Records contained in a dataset
════════════════
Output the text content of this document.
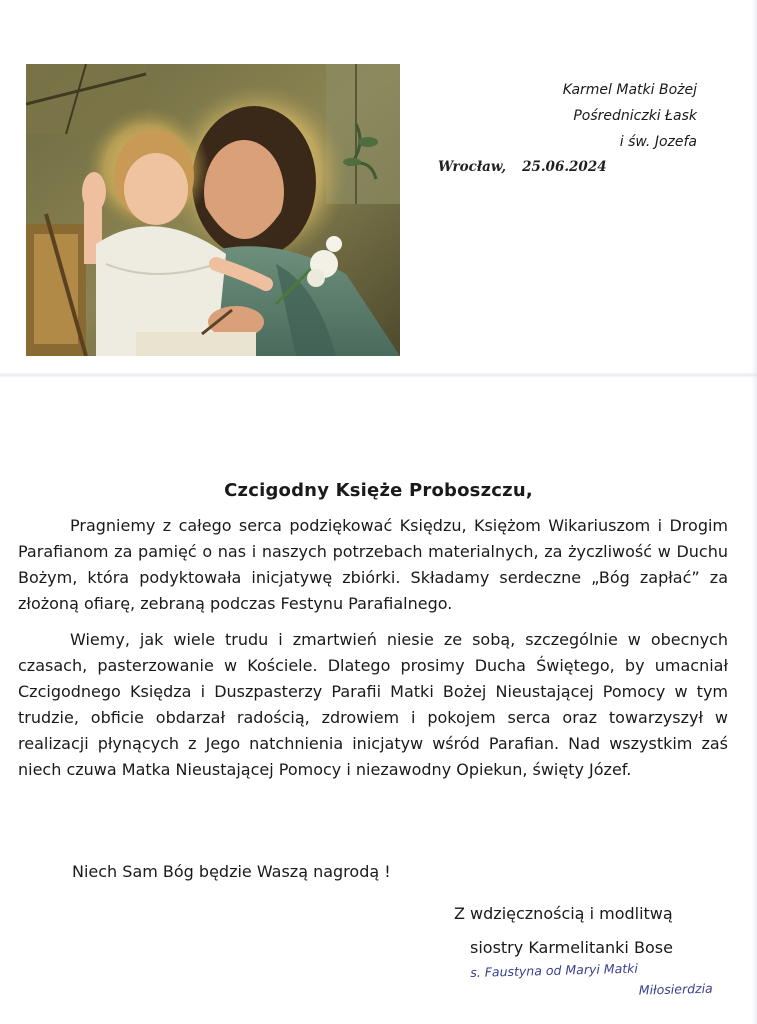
Karmel Matki Bożej
Pośredniczki Łask
i św. Jozefa
Wrocław, 25.06.2024
Czcigodny Księże Proboszczu,

Pragniemy z całego serca podziękować Księdzu, Księżom Wikariuszom i Drogim Parafianom za pamięć o nas i naszych potrzebach materialnych, za życzliwość w Duchu Bożym, która podyktowała inicjatywę zbiórki. Składamy serdeczne „Bóg zapłać” za złożoną ofiarę, zebraną podczas Festynu Parafialnego.

Wiemy, jak wiele trudu i zmartwień niesie ze sobą, szczególnie w obecnych czasach, pasterzowanie w Kościele. Dlatego prosimy Ducha Świętego, by umacniał Czcigodnego Księdza i Duszpasterzy Parafii Matki Bożej Nieustającej Pomocy w tym trudzie, obficie obdarzał radością, zdrowiem i pokojem serca oraz towarzyszył w realizacji płynących z Jego natchnienia inicjatyw wśród Parafian. Nad wszystkim zaś niech czuwa Matka Nieustającej Pomocy i niezawodny Opiekun, święty Józef.

Niech Sam Bóg będzie Waszą nagrodą !
Z wdzięcznością i modlitwą
siostry Karmelitanki Bose
s. Faustyna od Maryi Matki
Miłosierdzia
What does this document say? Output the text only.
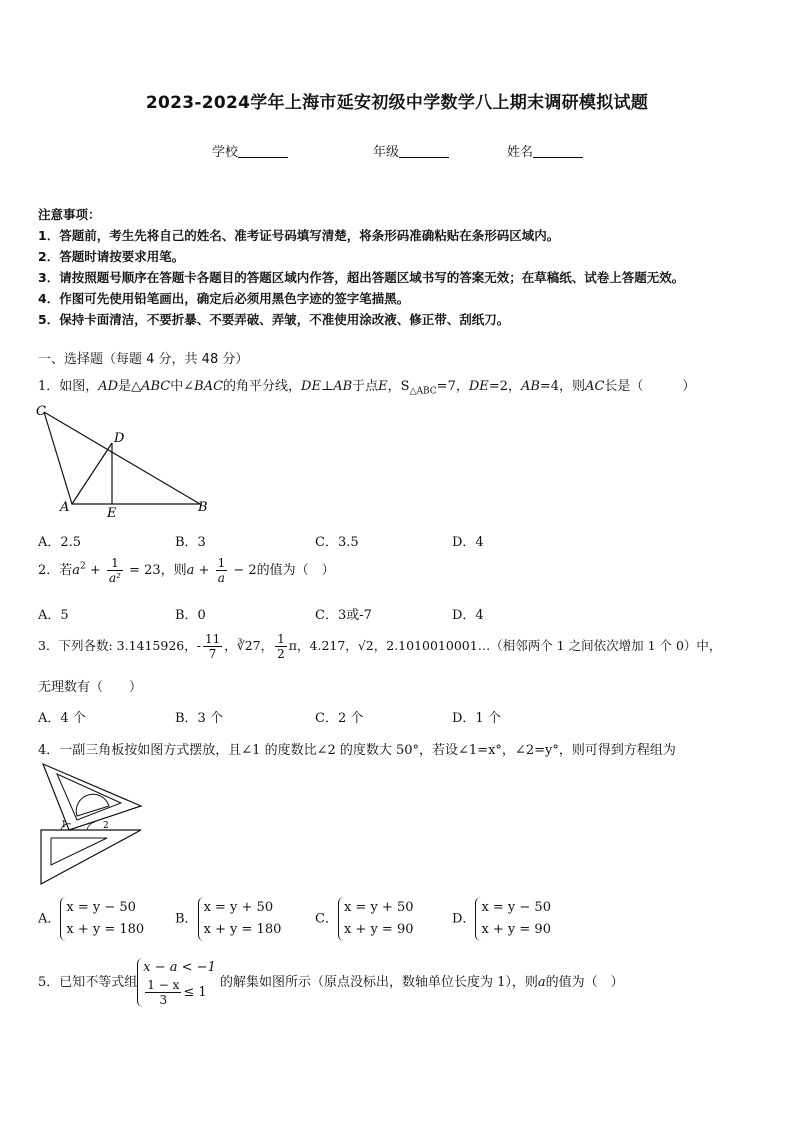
2023-2024学年上海市延安初级中学数学八上期末调研模拟试题
学校	年级	姓名
注意事项：
1．答题前，考生先将自己的姓名、准考证号码填写清楚，将条形码准确粘贴在条形码区域内。
2．答题时请按要求用笔。
3．请按照题号顺序在答题卡各题目的答题区域内作答，超出答题区域书写的答案无效；在草稿纸、试卷上答题无效。
4．作图可先使用铅笔画出，确定后必须用黑色字迹的签字笔描黑。
5．保持卡面清洁，不要折暴、不要弄破、弄皱，不准使用涂改液、修正带、刮纸刀。
一、选择题（每题 4 分，共 48 分）
1．如图，AD是△ABC中∠BAC的角平分线，DE⊥AB于点E，$S_{\triangle ABC}=7$，DE=2，AB=4，则AC长是（　　　）
C
D
A	E	B
A．2.5	B．3	C．3.5	D．4
2．若$a^2 + \frac{1}{\text{a²}} = 23$，则$a + \frac{1}{a} - 2$的值为（　）
A．5	B．0	C．3或-7	D．4
3．下列各数: 3.1415926，- $\frac{11}{7}$ ，∛27， $\frac{1}{2}$ π，4.217，√2，2.1010010001…（相邻两个 1 之间依次增加 1 个 0）中，
无理数有（　　）
A．4 个	B．3 个	C．2 个	D．1 个
4．一副三角板按如图方式摆放，且∠1 的度数比∠2 的度数大 50°，若设∠1=x°，∠2=y°，则可得到方程组为
1	2
A．x = y − 50
x + y = 180
B．x = y + 50
x + y = 180
C．x = y + 50
x + y = 90
D．x = y − 50
x + y = 90
5．已知不等式组x − a < −1

$\frac{1 - x}{3} \le 1$ 的解集如图所示（原点没标出，数轴单位长度为 1），则a的值为（　）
════════════════
Reply with one number: the count of lines in the entries that include the word "text".

Written response
3